▶ _Problem to solve_: Copy out all lines carrying the word "JSON".

---------- Working data ----------

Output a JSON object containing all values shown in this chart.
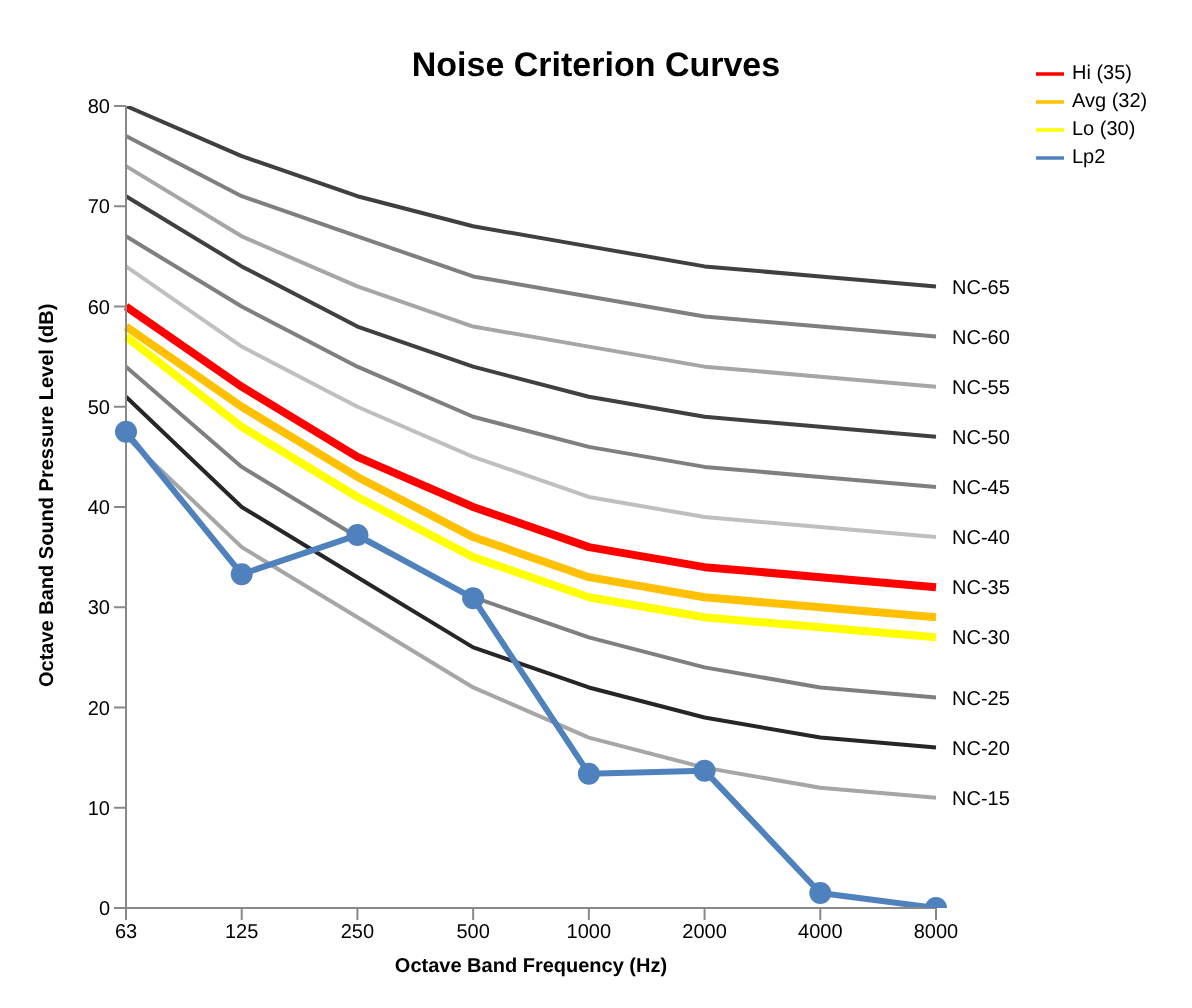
{
  "chart_data": {
    "type": "line",
    "title": "Noise Criterion Curves",
    "xlabel": "Octave Band Frequency (Hz)",
    "ylabel": "Octave Band Sound Pressure Level (dB)",
    "categories": [
      "63",
      "125",
      "250",
      "500",
      "1000",
      "2000",
      "4000",
      "8000"
    ],
    "ylim": [
      0,
      80
    ],
    "yticks": [
      0,
      10,
      20,
      30,
      40,
      50,
      60,
      70,
      80
    ],
    "legend": "top right",
    "marker": "none",
    "annotations": [
      {
        "text": "NC-65",
        "x": "8000",
        "y": 62
      },
      {
        "text": "NC-60",
        "x": "8000",
        "y": 57
      },
      {
        "text": "NC-55",
        "x": "8000",
        "y": 52
      },
      {
        "text": "NC-50",
        "x": "8000",
        "y": 47
      },
      {
        "text": "NC-45",
        "x": "8000",
        "y": 42
      },
      {
        "text": "NC-40",
        "x": "8000",
        "y": 37
      },
      {
        "text": "NC-35",
        "x": "8000",
        "y": 32
      },
      {
        "text": "NC-30",
        "x": "8000",
        "y": 27
      },
      {
        "text": "NC-25",
        "x": "8000",
        "y": 21
      },
      {
        "text": "NC-20",
        "x": "8000",
        "y": 16
      },
      {
        "text": "NC-15",
        "x": "8000",
        "y": 11
      }
    ],
    "series": [
      {
        "color": "#404040",
        "values": [
          80,
          75,
          71,
          68,
          66,
          64,
          63,
          62
        ]
      },
      {
        "color": "#7f7f7f",
        "values": [
          77,
          71,
          67,
          63,
          61,
          59,
          58,
          57
        ]
      },
      {
        "color": "#a6a6a6",
        "values": [
          74,
          67,
          62,
          58,
          56,
          54,
          53,
          52
        ]
      },
      {
        "color": "#404040",
        "values": [
          71,
          64,
          58,
          54,
          51,
          49,
          48,
          47
        ]
      },
      {
        "color": "#7f7f7f",
        "values": [
          67,
          60,
          54,
          49,
          46,
          44,
          43,
          42
        ]
      },
      {
        "color": "#bfbfbf",
        "values": [
          64,
          56,
          50,
          45,
          41,
          39,
          38,
          37
        ]
      },
      {
        "color": "#7f7f7f",
        "values": [
          54,
          44,
          37,
          31,
          27,
          24,
          22,
          21
        ]
      },
      {
        "color": "#262626",
        "values": [
          51,
          40,
          33,
          26,
          22,
          19,
          17,
          16
        ]
      },
      {
        "color": "#a6a6a6",
        "values": [
          47,
          36,
          29,
          22,
          17,
          14,
          12,
          11
        ]
      },
      {
        "name": "Hi (35)",
        "color": "#ff0000",
        "values": [
          60,
          52,
          45,
          40,
          36,
          34,
          33,
          32
        ]
      },
      {
        "name": "Avg (32)",
        "color": "#ffc000",
        "values": [
          58,
          50,
          43,
          37,
          33,
          31,
          30,
          29
        ]
      },
      {
        "name": "Lo (30)",
        "color": "#ffff00",
        "values": [
          57,
          48,
          41,
          35,
          31,
          29,
          28,
          27
        ]
      },
      {
        "name": "Lp2",
        "color": "#4f81bd",
        "marker": "circle",
        "values": [
          47.5,
          33.3,
          37.2,
          30.9,
          13.4,
          13.7,
          1.5,
          0
        ]
      }
    ]
  }
}
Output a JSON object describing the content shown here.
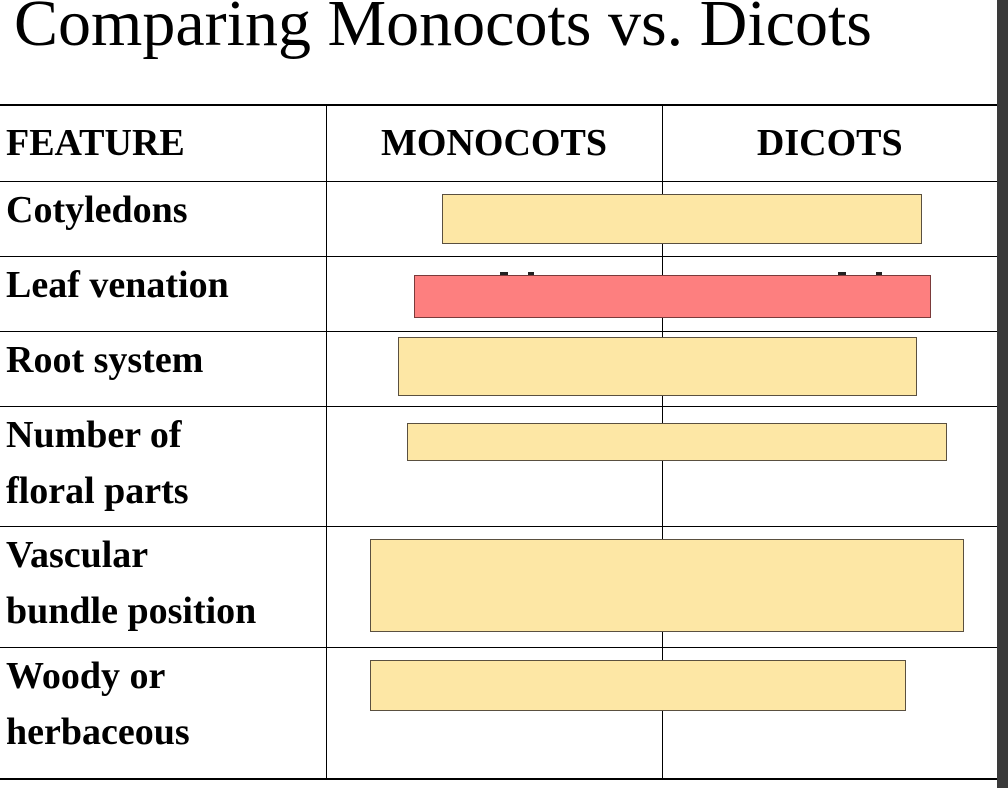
{
  "title": "Comparing Monocots vs. Dicots",
  "table": {
    "headers": {
      "feature": "FEATURE",
      "monocots": "MONOCOTS",
      "dicots": "DICOTS"
    },
    "rows": [
      {
        "feature_line1": "Cotyledons",
        "feature_line2": ""
      },
      {
        "feature_line1": "Leaf venation",
        "feature_line2": ""
      },
      {
        "feature_line1": "Root system",
        "feature_line2": ""
      },
      {
        "feature_line1": "Number of",
        "feature_line2": "floral parts"
      },
      {
        "feature_line1": "Vascular",
        "feature_line2": "bundle position"
      },
      {
        "feature_line1": "Woody or",
        "feature_line2": "herbaceous"
      }
    ]
  },
  "colors": {
    "cover_yellow": "#fde7a5",
    "cover_red": "#fd7f7f"
  }
}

----------

▶ _The answer_:
Output a JSON object containing all values shown in this chart.
Output a JSON object describing the content shown here.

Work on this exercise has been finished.